__EXERCISE__: Examine the material below. Gather every line in which the string "temperature" appears.

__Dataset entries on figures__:
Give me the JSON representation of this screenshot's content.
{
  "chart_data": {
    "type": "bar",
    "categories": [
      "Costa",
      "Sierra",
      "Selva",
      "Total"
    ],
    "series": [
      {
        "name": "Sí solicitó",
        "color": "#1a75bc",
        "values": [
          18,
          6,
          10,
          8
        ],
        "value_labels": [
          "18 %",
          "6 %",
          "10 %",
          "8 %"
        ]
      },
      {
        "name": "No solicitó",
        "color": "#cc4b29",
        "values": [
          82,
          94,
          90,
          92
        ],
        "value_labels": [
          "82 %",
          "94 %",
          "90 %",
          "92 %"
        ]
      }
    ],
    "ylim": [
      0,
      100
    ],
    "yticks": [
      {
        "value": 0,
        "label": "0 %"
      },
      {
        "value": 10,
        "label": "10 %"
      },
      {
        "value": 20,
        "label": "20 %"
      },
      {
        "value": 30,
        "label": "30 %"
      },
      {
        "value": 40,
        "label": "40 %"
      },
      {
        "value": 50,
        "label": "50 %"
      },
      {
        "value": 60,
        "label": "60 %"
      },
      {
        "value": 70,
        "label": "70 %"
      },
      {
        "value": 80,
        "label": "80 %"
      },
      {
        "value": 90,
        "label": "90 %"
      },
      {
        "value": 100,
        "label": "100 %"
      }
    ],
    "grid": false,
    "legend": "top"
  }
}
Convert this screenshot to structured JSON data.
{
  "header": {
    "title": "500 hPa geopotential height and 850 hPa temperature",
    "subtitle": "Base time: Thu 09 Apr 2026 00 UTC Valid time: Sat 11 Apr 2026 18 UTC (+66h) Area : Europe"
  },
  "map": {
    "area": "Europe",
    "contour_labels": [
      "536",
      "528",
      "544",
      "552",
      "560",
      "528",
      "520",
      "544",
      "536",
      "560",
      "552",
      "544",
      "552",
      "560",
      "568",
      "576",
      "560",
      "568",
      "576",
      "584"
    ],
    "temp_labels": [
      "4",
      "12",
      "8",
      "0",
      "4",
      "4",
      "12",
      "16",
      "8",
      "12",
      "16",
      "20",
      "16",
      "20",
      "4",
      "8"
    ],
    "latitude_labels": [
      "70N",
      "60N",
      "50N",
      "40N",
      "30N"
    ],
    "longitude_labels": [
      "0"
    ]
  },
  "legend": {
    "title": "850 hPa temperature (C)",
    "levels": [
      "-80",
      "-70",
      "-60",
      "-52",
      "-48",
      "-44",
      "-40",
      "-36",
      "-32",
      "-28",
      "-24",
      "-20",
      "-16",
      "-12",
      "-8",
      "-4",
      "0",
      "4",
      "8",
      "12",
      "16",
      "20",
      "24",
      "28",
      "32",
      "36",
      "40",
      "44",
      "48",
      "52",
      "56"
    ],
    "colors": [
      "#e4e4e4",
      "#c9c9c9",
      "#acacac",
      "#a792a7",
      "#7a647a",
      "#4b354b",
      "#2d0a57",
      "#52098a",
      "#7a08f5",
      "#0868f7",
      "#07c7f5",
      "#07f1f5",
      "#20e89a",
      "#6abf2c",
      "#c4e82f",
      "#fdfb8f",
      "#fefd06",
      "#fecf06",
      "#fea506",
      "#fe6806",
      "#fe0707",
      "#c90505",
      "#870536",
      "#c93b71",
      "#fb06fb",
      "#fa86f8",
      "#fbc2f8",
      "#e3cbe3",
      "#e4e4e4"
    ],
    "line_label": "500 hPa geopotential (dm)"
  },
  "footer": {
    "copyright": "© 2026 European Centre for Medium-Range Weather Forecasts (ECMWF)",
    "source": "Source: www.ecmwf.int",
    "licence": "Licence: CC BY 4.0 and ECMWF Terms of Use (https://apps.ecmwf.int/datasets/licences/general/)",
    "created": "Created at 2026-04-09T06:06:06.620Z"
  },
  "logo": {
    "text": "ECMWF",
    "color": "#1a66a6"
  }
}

__REPLY__:
    "title": "500 hPa geopotential height and 850 hPa temperature",
    "title": "850 hPa temperature (C)",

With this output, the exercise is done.